TASK GOAL: Copy out the entries exactly, from the first line to the last.

MATERIAL SHOWN:
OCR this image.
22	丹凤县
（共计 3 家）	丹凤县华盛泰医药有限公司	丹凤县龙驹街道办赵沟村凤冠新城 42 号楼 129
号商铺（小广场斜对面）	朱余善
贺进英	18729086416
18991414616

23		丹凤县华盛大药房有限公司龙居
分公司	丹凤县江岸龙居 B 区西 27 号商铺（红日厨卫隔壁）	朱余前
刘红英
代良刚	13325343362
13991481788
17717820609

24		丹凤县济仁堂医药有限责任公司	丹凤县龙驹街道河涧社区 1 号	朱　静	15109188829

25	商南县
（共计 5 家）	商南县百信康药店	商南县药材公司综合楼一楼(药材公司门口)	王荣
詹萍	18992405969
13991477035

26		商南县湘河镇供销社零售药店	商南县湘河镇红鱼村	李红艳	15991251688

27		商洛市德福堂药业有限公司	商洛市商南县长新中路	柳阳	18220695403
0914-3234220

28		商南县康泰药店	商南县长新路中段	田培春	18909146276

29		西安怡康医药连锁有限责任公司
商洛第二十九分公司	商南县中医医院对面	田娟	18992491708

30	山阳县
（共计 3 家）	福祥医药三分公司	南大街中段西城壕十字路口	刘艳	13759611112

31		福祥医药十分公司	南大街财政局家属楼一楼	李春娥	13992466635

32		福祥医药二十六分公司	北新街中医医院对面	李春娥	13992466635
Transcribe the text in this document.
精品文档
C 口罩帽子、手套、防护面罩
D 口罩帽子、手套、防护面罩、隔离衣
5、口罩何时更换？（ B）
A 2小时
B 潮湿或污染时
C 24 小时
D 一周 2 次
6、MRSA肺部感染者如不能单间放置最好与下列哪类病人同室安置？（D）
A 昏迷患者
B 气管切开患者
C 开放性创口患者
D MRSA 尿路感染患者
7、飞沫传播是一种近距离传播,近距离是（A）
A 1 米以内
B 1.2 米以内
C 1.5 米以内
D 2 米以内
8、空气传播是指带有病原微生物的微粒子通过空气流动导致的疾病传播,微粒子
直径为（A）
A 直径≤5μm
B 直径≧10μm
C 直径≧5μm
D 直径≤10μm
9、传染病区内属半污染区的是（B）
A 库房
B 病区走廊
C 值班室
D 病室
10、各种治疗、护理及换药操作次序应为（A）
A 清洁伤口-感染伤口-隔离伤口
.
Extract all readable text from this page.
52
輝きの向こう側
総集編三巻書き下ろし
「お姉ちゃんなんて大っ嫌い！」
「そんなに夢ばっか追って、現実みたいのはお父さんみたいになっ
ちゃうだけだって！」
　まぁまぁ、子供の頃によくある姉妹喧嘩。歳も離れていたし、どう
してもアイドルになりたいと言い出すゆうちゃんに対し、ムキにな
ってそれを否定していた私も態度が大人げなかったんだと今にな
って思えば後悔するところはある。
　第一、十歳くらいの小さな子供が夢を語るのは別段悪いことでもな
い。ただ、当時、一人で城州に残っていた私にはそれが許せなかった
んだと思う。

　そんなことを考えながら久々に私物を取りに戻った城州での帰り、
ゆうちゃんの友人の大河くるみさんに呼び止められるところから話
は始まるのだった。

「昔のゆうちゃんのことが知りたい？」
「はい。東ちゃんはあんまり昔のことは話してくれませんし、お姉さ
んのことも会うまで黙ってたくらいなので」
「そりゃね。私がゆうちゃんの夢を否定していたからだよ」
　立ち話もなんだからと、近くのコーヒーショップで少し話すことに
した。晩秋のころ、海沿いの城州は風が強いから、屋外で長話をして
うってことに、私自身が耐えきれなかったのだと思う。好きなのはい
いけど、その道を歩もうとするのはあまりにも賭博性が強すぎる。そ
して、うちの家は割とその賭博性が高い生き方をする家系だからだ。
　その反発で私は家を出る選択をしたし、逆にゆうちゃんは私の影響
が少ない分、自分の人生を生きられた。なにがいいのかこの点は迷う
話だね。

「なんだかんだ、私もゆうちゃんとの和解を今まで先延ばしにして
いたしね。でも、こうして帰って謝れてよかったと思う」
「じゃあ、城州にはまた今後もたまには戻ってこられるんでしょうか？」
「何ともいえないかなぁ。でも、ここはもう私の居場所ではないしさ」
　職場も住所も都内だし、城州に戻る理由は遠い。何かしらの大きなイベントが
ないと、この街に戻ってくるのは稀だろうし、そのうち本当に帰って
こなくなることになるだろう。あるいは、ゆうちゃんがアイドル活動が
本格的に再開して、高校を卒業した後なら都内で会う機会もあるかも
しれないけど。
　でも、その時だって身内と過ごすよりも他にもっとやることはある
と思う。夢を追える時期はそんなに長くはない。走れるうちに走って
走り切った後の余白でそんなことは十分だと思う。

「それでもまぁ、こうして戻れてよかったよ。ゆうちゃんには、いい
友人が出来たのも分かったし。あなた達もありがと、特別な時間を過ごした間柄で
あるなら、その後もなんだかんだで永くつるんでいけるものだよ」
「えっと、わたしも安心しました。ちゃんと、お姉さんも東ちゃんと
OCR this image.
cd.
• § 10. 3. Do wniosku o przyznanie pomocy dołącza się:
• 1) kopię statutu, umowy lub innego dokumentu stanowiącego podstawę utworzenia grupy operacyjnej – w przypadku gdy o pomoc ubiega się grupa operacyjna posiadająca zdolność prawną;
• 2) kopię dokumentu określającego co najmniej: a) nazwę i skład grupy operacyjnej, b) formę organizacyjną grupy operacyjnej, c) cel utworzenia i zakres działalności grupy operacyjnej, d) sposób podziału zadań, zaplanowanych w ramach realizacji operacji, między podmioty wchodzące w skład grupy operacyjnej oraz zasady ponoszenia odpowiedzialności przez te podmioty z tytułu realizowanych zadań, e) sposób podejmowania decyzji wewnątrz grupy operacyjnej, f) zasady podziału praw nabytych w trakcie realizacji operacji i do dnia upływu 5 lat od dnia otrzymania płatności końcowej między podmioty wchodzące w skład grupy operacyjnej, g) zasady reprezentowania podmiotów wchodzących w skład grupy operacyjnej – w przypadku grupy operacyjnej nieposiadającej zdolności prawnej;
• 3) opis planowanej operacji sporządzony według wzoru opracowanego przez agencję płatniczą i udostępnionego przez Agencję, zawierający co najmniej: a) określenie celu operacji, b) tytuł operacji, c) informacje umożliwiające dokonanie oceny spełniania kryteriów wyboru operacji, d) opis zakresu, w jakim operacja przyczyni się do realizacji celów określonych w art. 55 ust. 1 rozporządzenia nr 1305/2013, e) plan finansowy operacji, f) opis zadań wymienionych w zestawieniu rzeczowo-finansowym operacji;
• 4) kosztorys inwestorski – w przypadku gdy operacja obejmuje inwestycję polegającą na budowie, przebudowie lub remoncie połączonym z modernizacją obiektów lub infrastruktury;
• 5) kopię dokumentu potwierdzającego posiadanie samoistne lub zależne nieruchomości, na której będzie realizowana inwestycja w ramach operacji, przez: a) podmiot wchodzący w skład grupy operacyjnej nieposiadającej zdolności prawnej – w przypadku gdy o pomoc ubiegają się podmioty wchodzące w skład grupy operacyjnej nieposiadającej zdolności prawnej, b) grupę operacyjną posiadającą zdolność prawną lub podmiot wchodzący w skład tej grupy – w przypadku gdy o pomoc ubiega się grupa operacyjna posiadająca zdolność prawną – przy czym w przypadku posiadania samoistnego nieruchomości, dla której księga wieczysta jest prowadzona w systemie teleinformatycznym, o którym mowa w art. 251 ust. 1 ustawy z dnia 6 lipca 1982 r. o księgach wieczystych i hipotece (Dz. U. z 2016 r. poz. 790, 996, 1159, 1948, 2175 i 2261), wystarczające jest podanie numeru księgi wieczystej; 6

WRITTEN ANSWER:
OCR this image.
22	丹凤县
（共计 3 家）	丹凤县华盛泰医药有限公司	丹凤县龙驹街道办赵沟村凤冠新城 42 号楼 129
号商铺（小广场斜对面）	朱余善
贺进英	18729086416
18991414616

23		丹凤县华盛大药房有限公司龙居
分公司	丹凤县江岸龙居 B 区西 27 号商铺（红日厨卫隔壁）	朱余前
刘红英
代良刚	13325343362
13991481788
17717820609

24		丹凤县济仁堂医药有限责任公司	丹凤县龙驹街道河涧社区 1 号	朱　静	15109188829

25	商南县
（共计 5 家）	商南县百信康药店	商南县药材公司综合楼一楼(药材公司门口)	王荣
詹萍	18992405969
13991477035

26		商南县湘河镇供销社零售药店	商南县湘河镇红鱼村	李红艳	15991251688

27		商洛市德福堂药业有限公司	商洛市商南县长新中路	柳阳	18220695403
0914-3234220

28		商南县康泰药店	商南县长新路中段	田培春	18909146276

29		西安怡康医药连锁有限责任公司
商洛第二十九分公司	商南县中医医院对面	田娟	18992491708

30	山阳县
（共计 3 家）	福祥医药三分公司	南大街中段西城壕十字路口	刘艳	13759611112

31		福祥医药十分公司	南大街财政局家属楼一楼	李春娥	13992466635

32		福祥医药二十六分公司	北新街中医医院对面	李春娥	13992466635
Transcribe the text in this document.
精品文档
C 口罩帽子、手套、防护面罩
D 口罩帽子、手套、防护面罩、隔离衣
5、口罩何时更换？（ B）
A 2小时
B 潮湿或污染时
C 24 小时
D 一周 2 次
6、MRSA肺部感染者如不能单间放置最好与下列哪类病人同室安置？（D）
A 昏迷患者
B 气管切开患者
C 开放性创口患者
D MRSA 尿路感染患者
7、飞沫传播是一种近距离传播,近距离是（A）
A 1 米以内
B 1.2 米以内
C 1.5 米以内
D 2 米以内
8、空气传播是指带有病原微生物的微粒子通过空气流动导致的疾病传播,微粒子
直径为（A）
A 直径≤5μm
B 直径≧10μm
C 直径≧5μm
D 直径≤10μm
9、传染病区内属半污染区的是（B）
A 库房
B 病区走廊
C 值班室
D 病室
10、各种治疗、护理及换药操作次序应为（A）
A 清洁伤口-感染伤口-隔离伤口
.
Extract all readable text from this page.
52
輝きの向こう側
総集編三巻書き下ろし
「お姉ちゃんなんて大っ嫌い！」
「そんなに夢ばっか追って、現実みたいのはお父さんみたいになっ
ちゃうだけだって！」
　まぁまぁ、子供の頃によくある姉妹喧嘩。歳も離れていたし、どう
してもアイドルになりたいと言い出すゆうちゃんに対し、ムキにな
ってそれを否定していた私も態度が大人げなかったんだと今にな
って思えば後悔するところはある。
　第一、十歳くらいの小さな子供が夢を語るのは別段悪いことでもな
い。ただ、当時、一人で城州に残っていた私にはそれが許せなかった
んだと思う。

　そんなことを考えながら久々に私物を取りに戻った城州での帰り、
ゆうちゃんの友人の大河くるみさんに呼び止められるところから話
は始まるのだった。

「昔のゆうちゃんのことが知りたい？」
「はい。東ちゃんはあんまり昔のことは話してくれませんし、お姉さ
んのことも会うまで黙ってたくらいなので」
「そりゃね。私がゆうちゃんの夢を否定していたからだよ」
　立ち話もなんだからと、近くのコーヒーショップで少し話すことに
した。晩秋のころ、海沿いの城州は風が強いから、屋外で長話をして
うってことに、私自身が耐えきれなかったのだと思う。好きなのはい
いけど、その道を歩もうとするのはあまりにも賭博性が強すぎる。そ
して、うちの家は割とその賭博性が高い生き方をする家系だからだ。
　その反発で私は家を出る選択をしたし、逆にゆうちゃんは私の影響
が少ない分、自分の人生を生きられた。なにがいいのかこの点は迷う
話だね。

「なんだかんだ、私もゆうちゃんとの和解を今まで先延ばしにして
いたしね。でも、こうして帰って謝れてよかったと思う」
「じゃあ、城州にはまた今後もたまには戻ってこられるんでしょうか？」
「何ともいえないかなぁ。でも、ここはもう私の居場所ではないしさ」
　職場も住所も都内だし、城州に戻る理由は遠い。何かしらの大きなイベントが
ないと、この街に戻ってくるのは稀だろうし、そのうち本当に帰って
こなくなることになるだろう。あるいは、ゆうちゃんがアイドル活動が
本格的に再開して、高校を卒業した後なら都内で会う機会もあるかも
しれないけど。
　でも、その時だって身内と過ごすよりも他にもっとやることはある
と思う。夢を追える時期はそんなに長くはない。走れるうちに走って
走り切った後の余白でそんなことは十分だと思う。

「それでもまぁ、こうして戻れてよかったよ。ゆうちゃんには、いい
友人が出来たのも分かったし。あなた達もありがと、特別な時間を過ごした間柄で
あるなら、その後もなんだかんだで永くつるんでいけるものだよ」
「えっと、わたしも安心しました。ちゃんと、お姉さんも東ちゃんと
OCR this image.
cd.
• § 10. 3. Do wniosku o przyznanie pomocy dołącza się:
• 1) kopię statutu, umowy lub innego dokumentu stanowiącego podstawę utworzenia grupy operacyjnej – w przypadku gdy o pomoc ubiega się grupa operacyjna posiadająca zdolność prawną;
• 2) kopię dokumentu określającego co najmniej: a) nazwę i skład grupy operacyjnej, b) formę organizacyjną grupy operacyjnej, c) cel utworzenia i zakres działalności grupy operacyjnej, d) sposób podziału zadań, zaplanowanych w ramach realizacji operacji, między podmioty wchodzące w skład grupy operacyjnej oraz zasady ponoszenia odpowiedzialności przez te podmioty z tytułu realizowanych zadań, e) sposób podejmowania decyzji wewnątrz grupy operacyjnej, f) zasady podziału praw nabytych w trakcie realizacji operacji i do dnia upływu 5 lat od dnia otrzymania płatności końcowej między podmioty wchodzące w skład grupy operacyjnej, g) zasady reprezentowania podmiotów wchodzących w skład grupy operacyjnej – w przypadku grupy operacyjnej nieposiadającej zdolności prawnej;
• 3) opis planowanej operacji sporządzony według wzoru opracowanego przez agencję płatniczą i udostępnionego przez Agencję, zawierający co najmniej: a) określenie celu operacji, b) tytuł operacji, c) informacje umożliwiające dokonanie oceny spełniania kryteriów wyboru operacji, d) opis zakresu, w jakim operacja przyczyni się do realizacji celów określonych w art. 55 ust. 1 rozporządzenia nr 1305/2013, e) plan finansowy operacji, f) opis zadań wymienionych w zestawieniu rzeczowo-finansowym operacji;
• 4) kosztorys inwestorski – w przypadku gdy operacja obejmuje inwestycję polegającą na budowie, przebudowie lub remoncie połączonym z modernizacją obiektów lub infrastruktury;
• 5) kopię dokumentu potwierdzającego posiadanie samoistne lub zależne nieruchomości, na której będzie realizowana inwestycja w ramach operacji, przez: a) podmiot wchodzący w skład grupy operacyjnej nieposiadającej zdolności prawnej – w przypadku gdy o pomoc ubiegają się podmioty wchodzące w skład grupy operacyjnej nieposiadającej zdolności prawnej, b) grupę operacyjną posiadającą zdolność prawną lub podmiot wchodzący w skład tej grupy – w przypadku gdy o pomoc ubiega się grupa operacyjna posiadająca zdolność prawną – przy czym w przypadku posiadania samoistnego nieruchomości, dla której księga wieczysta jest prowadzona w systemie teleinformatycznym, o którym mowa w art. 251 ust. 1 ustawy z dnia 6 lipca 1982 r. o księgach wieczystych i hipotece (Dz. U. z 2016 r. poz. 790, 996, 1159, 1948, 2175 i 2261), wystarczające jest podanie numeru księgi wieczystej; 6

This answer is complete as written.